** start of Extracted records **

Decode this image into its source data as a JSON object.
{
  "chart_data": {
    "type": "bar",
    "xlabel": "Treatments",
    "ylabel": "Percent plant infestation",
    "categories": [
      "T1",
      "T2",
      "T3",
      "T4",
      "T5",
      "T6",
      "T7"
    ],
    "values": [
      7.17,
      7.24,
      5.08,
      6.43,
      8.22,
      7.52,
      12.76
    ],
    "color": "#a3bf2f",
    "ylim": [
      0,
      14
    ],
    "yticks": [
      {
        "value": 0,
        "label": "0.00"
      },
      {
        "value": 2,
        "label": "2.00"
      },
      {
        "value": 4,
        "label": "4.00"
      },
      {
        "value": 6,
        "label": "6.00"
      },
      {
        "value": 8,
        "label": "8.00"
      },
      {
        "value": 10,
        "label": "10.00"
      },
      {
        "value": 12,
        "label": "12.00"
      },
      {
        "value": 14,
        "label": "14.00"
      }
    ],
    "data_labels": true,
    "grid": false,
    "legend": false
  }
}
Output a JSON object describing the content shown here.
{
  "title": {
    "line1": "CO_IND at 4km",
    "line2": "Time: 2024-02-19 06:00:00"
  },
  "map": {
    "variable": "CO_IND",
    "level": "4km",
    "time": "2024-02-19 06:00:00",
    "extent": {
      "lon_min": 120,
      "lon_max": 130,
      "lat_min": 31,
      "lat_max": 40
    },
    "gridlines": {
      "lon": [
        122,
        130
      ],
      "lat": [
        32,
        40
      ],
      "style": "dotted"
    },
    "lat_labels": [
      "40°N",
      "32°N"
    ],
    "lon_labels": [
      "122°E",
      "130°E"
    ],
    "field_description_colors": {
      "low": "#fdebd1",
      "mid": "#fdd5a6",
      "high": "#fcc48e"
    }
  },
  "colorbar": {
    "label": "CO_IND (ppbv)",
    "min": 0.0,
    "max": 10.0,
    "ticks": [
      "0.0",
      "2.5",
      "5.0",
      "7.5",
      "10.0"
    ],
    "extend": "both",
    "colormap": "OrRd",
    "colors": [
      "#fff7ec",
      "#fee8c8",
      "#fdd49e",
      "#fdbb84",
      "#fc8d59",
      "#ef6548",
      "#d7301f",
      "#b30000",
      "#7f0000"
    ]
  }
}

** end of Extracted records **

_Stated task_
Repeat all the entries word for word.

_Expected answer_
Decode this image into its source data as a JSON object.
{
  "chart_data": {
    "type": "bar",
    "xlabel": "Treatments",
    "ylabel": "Percent plant infestation",
    "categories": [
      "T1",
      "T2",
      "T3",
      "T4",
      "T5",
      "T6",
      "T7"
    ],
    "values": [
      7.17,
      7.24,
      5.08,
      6.43,
      8.22,
      7.52,
      12.76
    ],
    "color": "#a3bf2f",
    "ylim": [
      0,
      14
    ],
    "yticks": [
      {
        "value": 0,
        "label": "0.00"
      },
      {
        "value": 2,
        "label": "2.00"
      },
      {
        "value": 4,
        "label": "4.00"
      },
      {
        "value": 6,
        "label": "6.00"
      },
      {
        "value": 8,
        "label": "8.00"
      },
      {
        "value": 10,
        "label": "10.00"
      },
      {
        "value": 12,
        "label": "12.00"
      },
      {
        "value": 14,
        "label": "14.00"
      }
    ],
    "data_labels": true,
    "grid": false,
    "legend": false
  }
}
Output a JSON object describing the content shown here.
{
  "title": {
    "line1": "CO_IND at 4km",
    "line2": "Time: 2024-02-19 06:00:00"
  },
  "map": {
    "variable": "CO_IND",
    "level": "4km",
    "time": "2024-02-19 06:00:00",
    "extent": {
      "lon_min": 120,
      "lon_max": 130,
      "lat_min": 31,
      "lat_max": 40
    },
    "gridlines": {
      "lon": [
        122,
        130
      ],
      "lat": [
        32,
        40
      ],
      "style": "dotted"
    },
    "lat_labels": [
      "40°N",
      "32°N"
    ],
    "lon_labels": [
      "122°E",
      "130°E"
    ],
    "field_description_colors": {
      "low": "#fdebd1",
      "mid": "#fdd5a6",
      "high": "#fcc48e"
    }
  },
  "colorbar": {
    "label": "CO_IND (ppbv)",
    "min": 0.0,
    "max": 10.0,
    "ticks": [
      "0.0",
      "2.5",
      "5.0",
      "7.5",
      "10.0"
    ],
    "extend": "both",
    "colormap": "OrRd",
    "colors": [
      "#fff7ec",
      "#fee8c8",
      "#fdd49e",
      "#fdbb84",
      "#fc8d59",
      "#ef6548",
      "#d7301f",
      "#b30000",
      "#7f0000"
    ]
  }
}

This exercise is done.